» **WHAT NEEDS TO BE DONE**: From the entries below, copy every line holding the word "uzamykací".

» **INPUT MATERIAL**:
• • • • • • •

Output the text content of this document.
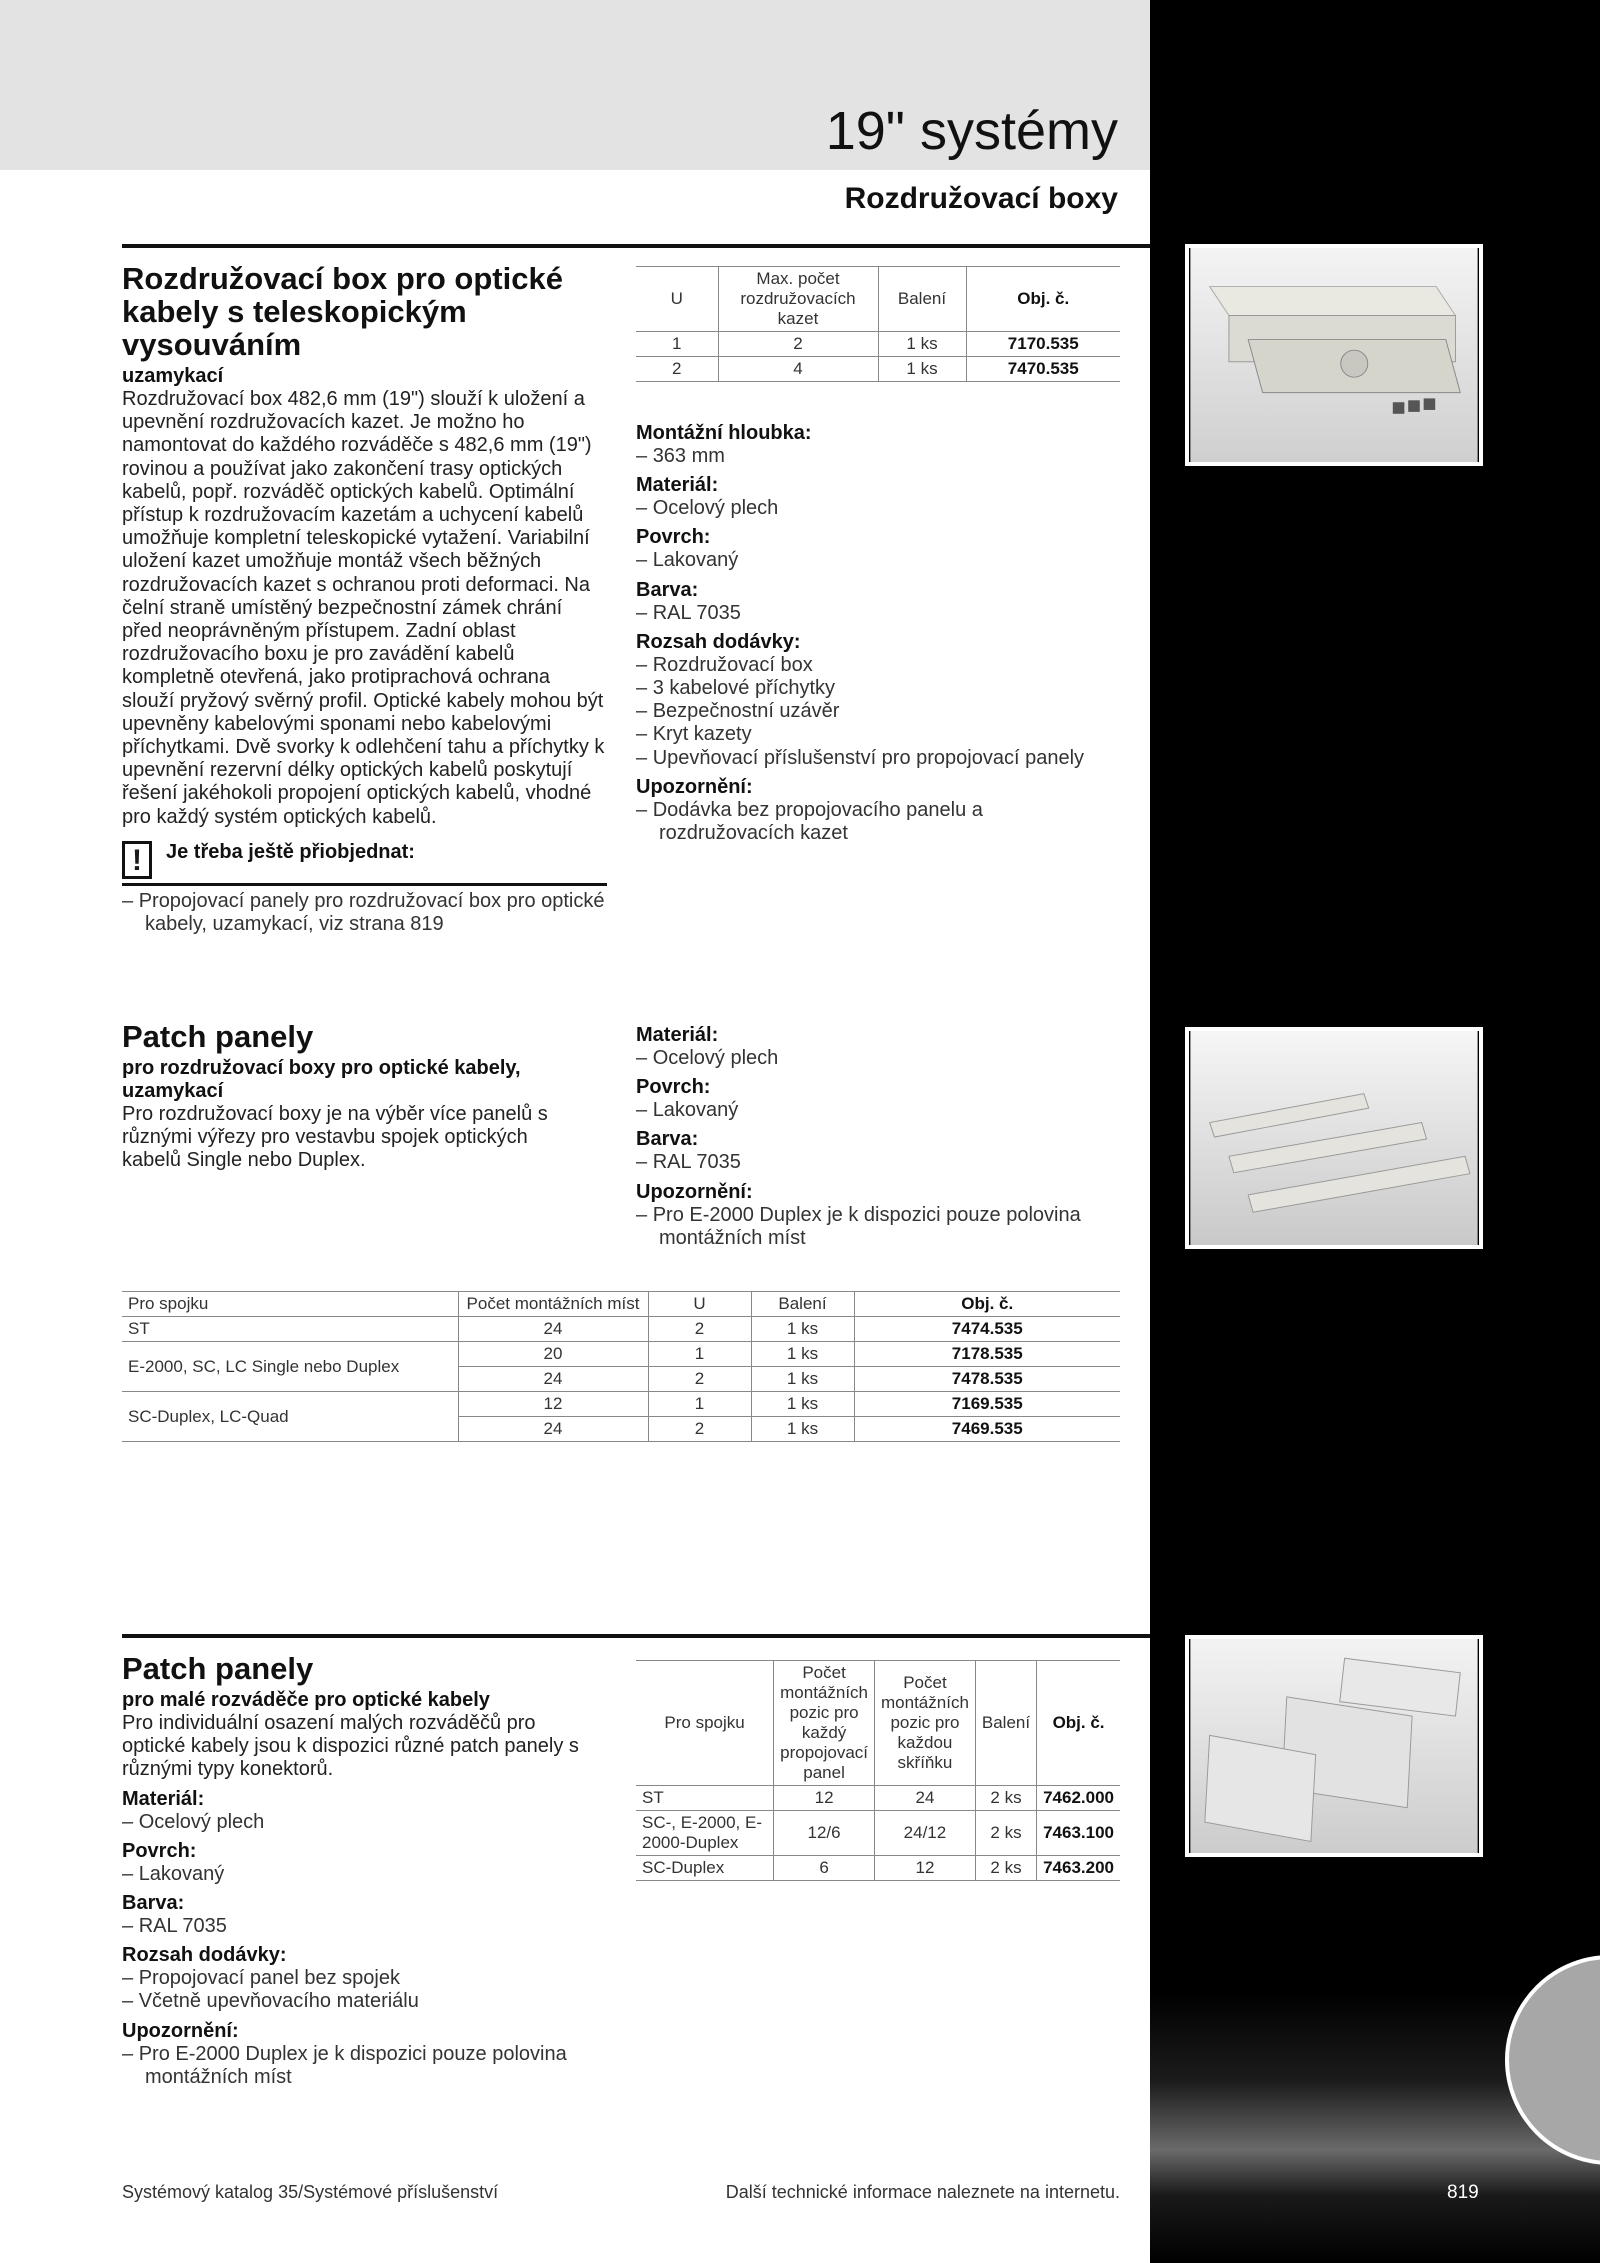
19" systémy
Rozdružovací boxy
Rozdružovací box pro optické kabely s teleskopickým vysouváním
uzamykací
Rozdružovací box 482,6 mm (19") slouží k uložení a upevnění rozdružovacích kazet. Je možno ho namontovat do každého rozváděče s 482,6 mm (19") rovinou a používat jako zakončení trasy optických kabelů, popř. rozváděč optických kabelů. Optimální přístup k rozdružovacím kazetám a uchycení kabelů umožňuje kompletní teleskopické vytažení. Variabilní uložení kazet umožňuje montáž všech běžných rozdružovacích kazet s ochranou proti deformaci. Na čelní straně umístěný bezpečnostní zámek chrání před neoprávněným přístupem. Zadní oblast rozdružovacího boxu je pro zavádění kabelů kompletně otevřená, jako protiprachová ochrana slouží pryžový svěrný profil. Optické kabely mohou být upevněny kabelovými sponami nebo kabelovými příchytkami. Dvě svorky k odlehčení tahu a příchytky k upevnění rezervní délky optických kabelů poskytují řešení jakéhokoli propojení optických kabelů, vhodné pro každý systém optických kabelů.
!	Je třeba ještě přiobjednat:
– Propojovací panely pro rozdružovací box pro optické kabely, uzamykací, viz strana 819
U	Max. počet rozdružovacích kazet	Balení	Obj. č.
1	2	1 ks	7170.535
2	4	1 ks	7470.535
Montážní hloubka:
– 363 mm
Materiál:
– Ocelový plech
Povrch:
– Lakovaný
Barva:
– RAL 7035
Rozsah dodávky:
– Rozdružovací box
– 3 kabelové příchytky
– Bezpečnostní uzávěr
– Kryt kazety
– Upevňovací příslušenství pro propojovací panely
Upozornění:
– Dodávka bez propojovacího panelu a rozdružovacích kazet
Patch panely
pro rozdružovací boxy pro optické kabely, uzamykací
Pro rozdružovací boxy je na výběr více panelů s různými výřezy pro vestavbu spojek optických kabelů Single nebo Duplex.
Materiál:
– Ocelový plech
Povrch:
– Lakovaný
Barva:
– RAL 7035
Upozornění:
– Pro E-2000 Duplex je k dispozici pouze polovina montážních míst
Pro spojku	Počet montážních míst	U	Balení	Obj. č.
ST	24	2	1 ks	7474.535
E-2000, SC, LC Single nebo Duplex	20	1	1 ks	7178.535
	24	2	1 ks	7478.535
SC-Duplex, LC-Quad	12	1	1 ks	7169.535
	24	2	1 ks	7469.535
Patch panely
pro malé rozváděče pro optické kabely
Pro individuální osazení malých rozváděčů pro optické kabely jsou k dispozici různé patch panely s různými typy konektorů.
Materiál:
– Ocelový plech
Povrch:
– Lakovaný
Barva:
– RAL 7035
Rozsah dodávky:
– Propojovací panel bez spojek
– Včetně upevňovacího materiálu
Upozornění:
– Pro E-2000 Duplex je k dispozici pouze polovina montážních míst
Pro spojku	Počet montážních pozic pro každý propojovací panel	Počet montážních pozic pro každou skříňku	Balení	Obj. č.
ST	12	24	2 ks	7462.000
SC-, E-2000, E-2000-Duplex	12/6	24/12	2 ks	7463.100
SC-Duplex	6	12	2 ks	7463.200
Systémový katalog 35/Systémové příslušenství	Další technické informace naleznete na internetu.	819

• • • • • • •

» **EXERCISE ANSWER**:
uzamykací
– Propojovací panely pro rozdružovací box pro optické kabely, uzamykací, viz strana 819
pro rozdružovací boxy pro optické kabely, uzamykací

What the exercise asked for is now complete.